PASSAGE TO READ:
____________________

## Tiled QR operation count

Open forum for general discussions relating to PLASMA.

### Tiled QR operation count

Hi
I need to know the FLOPS count for TILED QR factorization. Below are the figures that I got from your two papers but they are slightly different. Could anyone please guide me which one of these shall I use as a measure of total number of operations for the PLASMA library routines.

DGEQT2: 2b^3
DLARFB: 3b^3
DTSQT2: 10/ 3b^3
DSSRFB: 5b^3

Reference: Parallel Tiled QR Factorization for Multicore Architectures --LAPACK Working Note # 190

SGEQRT: 4/3b^3
SLARFB: 2b^3
STSQRT: 2b^3
SSSRFB: 4b^3

Ref: QR Factorization for the CELL Processor -- LAPACK Working Note 201

Regards,
Gul
gul

Posts: 3
Joined: Mon Apr 18, 2011 5:46 pm

### Re: Tiled QR operation count

Hello Gul,

SGEQRT: 4/3b^3; SLARFB: 2b^3; STSQRT: 2b^3; SSSRFB: 4b^3
(as in LAWN 201).

Historical note: in LAWN 190, we did not use inner blocking. (So you should not the number in LAWN 190 any longer!) Since LAWN 191, we are using inner blocking. The flops count for these kernels with inner blocking are smaller. (So better.) The numbers above assume that b >> i where b is the tile size and i is the inner blocking parameter. (So there are some i b^2 terms that have been removed.)

If you want to take the inner block size (i) into account:
Code: Select all
`GEQRT: 4/3*b^3 + 2* b^2*i - 1/3*b*i^2ORMQRT: 2*b^3+3*b^2*i TSQRT: 2*b^3-1/2*b*i^2+3/2*b^2*i-b*i+b^2TSMQRT: 4*b^3 + b^2*i + 2*b^2`

Note
1) For i << b, you find again the numbers in LAWN 191, 201. For i = b, you find (!!almost!!) the numbers in LAWN 190. I am not going to understand the why I do not get exactly the number in 190.
2) So I am using PLASMA naming convention in the last part.

Cheers,
Julien.
Julien Langou

Posts: 4
Joined: Mon Apr 18, 2011 8:35 pm

### Re: Tiled QR operation count

Thank you very much for the answer.
I'll be grateful to get comments on my following two assumptions (my understanding so far)

1) We can use the same Flop count (SGEQRT: 4/3b^3; SLARFB: 2b^3; STSQRT: 2b^3; SSSRFB: 4b^3) for Tiled LU factorization as well.

2) The tiled QR factorization is represented as DAG, where nodes are the above mentioned kernels and edges are the dependencies between these kernels. The compute cost of the nodes is the flop count (mentioned above) and the communication volume between these kernels is O((N/NB)*(N/NB)*NB). I would like to know more about the communication cost estimation. e.g.

____________________

DATA LINES:
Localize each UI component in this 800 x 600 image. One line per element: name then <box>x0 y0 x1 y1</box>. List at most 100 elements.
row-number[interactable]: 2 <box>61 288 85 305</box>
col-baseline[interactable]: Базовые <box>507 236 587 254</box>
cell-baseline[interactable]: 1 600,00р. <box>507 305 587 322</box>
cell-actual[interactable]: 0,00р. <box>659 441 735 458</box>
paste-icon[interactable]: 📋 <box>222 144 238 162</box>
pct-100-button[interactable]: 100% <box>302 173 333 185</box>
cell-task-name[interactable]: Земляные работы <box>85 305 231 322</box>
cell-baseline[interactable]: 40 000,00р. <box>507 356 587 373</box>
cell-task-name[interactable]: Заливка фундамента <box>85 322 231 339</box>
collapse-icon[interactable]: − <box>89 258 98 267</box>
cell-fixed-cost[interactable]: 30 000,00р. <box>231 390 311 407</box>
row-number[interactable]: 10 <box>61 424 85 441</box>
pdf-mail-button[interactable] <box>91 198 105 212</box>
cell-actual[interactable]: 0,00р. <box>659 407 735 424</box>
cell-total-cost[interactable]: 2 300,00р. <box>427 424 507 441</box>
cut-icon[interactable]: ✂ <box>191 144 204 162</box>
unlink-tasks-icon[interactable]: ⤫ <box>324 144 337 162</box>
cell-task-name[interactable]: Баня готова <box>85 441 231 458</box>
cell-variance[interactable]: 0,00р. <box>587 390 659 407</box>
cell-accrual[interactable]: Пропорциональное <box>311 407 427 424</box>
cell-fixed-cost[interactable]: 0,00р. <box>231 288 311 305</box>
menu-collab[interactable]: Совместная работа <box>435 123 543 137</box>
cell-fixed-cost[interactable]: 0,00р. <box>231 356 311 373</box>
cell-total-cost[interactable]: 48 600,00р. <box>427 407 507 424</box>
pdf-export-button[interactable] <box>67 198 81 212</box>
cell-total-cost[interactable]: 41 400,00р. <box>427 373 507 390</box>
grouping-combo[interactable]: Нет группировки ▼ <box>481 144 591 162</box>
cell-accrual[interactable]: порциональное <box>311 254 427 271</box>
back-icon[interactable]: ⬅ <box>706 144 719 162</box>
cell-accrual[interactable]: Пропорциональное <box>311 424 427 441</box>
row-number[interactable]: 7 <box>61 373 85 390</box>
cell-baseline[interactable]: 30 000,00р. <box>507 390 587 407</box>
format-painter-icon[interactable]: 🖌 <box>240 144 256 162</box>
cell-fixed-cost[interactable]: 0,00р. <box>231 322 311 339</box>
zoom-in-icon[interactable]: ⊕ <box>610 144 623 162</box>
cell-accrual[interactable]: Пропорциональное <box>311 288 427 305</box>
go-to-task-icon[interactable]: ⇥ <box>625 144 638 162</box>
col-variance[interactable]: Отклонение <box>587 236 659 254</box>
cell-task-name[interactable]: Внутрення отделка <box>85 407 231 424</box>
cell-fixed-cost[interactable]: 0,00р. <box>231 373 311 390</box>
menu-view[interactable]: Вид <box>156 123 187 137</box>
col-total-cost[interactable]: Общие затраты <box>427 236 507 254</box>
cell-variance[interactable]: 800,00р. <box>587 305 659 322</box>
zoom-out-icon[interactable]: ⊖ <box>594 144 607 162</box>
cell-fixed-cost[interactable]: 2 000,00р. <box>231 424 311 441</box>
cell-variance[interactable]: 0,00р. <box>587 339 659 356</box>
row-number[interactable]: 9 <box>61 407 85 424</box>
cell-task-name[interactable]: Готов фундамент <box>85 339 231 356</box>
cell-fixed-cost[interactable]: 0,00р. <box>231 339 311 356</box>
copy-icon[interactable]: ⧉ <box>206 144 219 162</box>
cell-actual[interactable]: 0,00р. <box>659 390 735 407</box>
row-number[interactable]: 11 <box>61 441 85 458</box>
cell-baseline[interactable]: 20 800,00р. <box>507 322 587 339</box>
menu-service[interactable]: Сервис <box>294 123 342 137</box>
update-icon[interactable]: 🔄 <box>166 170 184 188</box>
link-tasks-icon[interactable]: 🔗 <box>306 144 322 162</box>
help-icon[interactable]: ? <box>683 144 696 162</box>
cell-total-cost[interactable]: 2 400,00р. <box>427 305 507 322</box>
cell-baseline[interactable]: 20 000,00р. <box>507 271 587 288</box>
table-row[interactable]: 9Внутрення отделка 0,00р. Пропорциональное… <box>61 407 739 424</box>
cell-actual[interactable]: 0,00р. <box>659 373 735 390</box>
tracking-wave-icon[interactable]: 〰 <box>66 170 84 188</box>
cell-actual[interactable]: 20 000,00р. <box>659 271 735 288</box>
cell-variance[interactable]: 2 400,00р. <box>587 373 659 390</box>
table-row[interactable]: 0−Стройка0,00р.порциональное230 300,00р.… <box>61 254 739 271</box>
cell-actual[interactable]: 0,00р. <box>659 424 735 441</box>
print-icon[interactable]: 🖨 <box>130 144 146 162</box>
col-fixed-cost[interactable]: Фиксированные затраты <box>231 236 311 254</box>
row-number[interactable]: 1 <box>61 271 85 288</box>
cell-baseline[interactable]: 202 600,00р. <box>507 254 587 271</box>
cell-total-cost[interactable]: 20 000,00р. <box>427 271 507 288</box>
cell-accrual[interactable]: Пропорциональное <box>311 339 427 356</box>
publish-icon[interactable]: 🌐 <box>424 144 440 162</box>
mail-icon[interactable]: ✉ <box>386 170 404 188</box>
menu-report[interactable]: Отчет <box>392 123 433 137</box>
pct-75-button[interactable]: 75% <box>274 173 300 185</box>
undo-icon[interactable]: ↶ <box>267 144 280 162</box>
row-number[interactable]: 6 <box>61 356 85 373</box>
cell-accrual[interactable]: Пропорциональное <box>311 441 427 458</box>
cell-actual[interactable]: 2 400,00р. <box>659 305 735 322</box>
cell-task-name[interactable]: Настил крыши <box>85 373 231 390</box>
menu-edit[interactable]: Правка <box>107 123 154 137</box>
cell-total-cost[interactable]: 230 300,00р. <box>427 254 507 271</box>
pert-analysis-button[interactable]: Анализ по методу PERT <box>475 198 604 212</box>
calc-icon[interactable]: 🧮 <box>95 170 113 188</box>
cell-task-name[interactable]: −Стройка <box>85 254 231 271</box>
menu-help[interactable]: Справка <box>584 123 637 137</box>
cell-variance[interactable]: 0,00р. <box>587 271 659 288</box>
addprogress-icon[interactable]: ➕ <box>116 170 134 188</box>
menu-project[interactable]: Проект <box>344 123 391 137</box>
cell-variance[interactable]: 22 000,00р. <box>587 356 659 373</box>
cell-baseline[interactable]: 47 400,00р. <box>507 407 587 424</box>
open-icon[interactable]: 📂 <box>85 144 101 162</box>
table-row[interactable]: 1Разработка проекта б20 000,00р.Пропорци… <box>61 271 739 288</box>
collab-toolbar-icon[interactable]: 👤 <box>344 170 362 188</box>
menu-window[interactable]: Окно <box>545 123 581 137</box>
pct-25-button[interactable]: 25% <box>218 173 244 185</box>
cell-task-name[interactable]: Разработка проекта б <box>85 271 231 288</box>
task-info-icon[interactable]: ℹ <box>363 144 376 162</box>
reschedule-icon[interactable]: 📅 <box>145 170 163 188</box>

____________________

LIST OF TASKS:
A: In the thread on tiled QR operation counts, which LAPACK Working Note is given as the point since which inner blocking has been used?
B: Extract the passage of the tiled QR thread that runs from "Thank you very" up to and including "cost estimation. e.g.".

COMPLETED EXERCISE:
A: LAWN 191.

B:
Thank you very much for the answer.
I'll be grateful to get comments on my following two assumptions (my understanding so far)

1) We can use the same Flop count (SGEQRT: 4/3b^3; SLARFB: 2b^3; STSQRT: 2b^3; SSSRFB: 4b^3) for Tiled LU factorization as well.

2) The tiled QR factorization is represented as DAG, where nodes are the above mentioned kernels and edges are the dependencies between these kernels. The compute cost of the nodes is the flop count (mentioned above) and the communication volume between these kernels is O((N/NB)*(N/NB)*NB). I would like to know more about the communication cost estimation. e.g.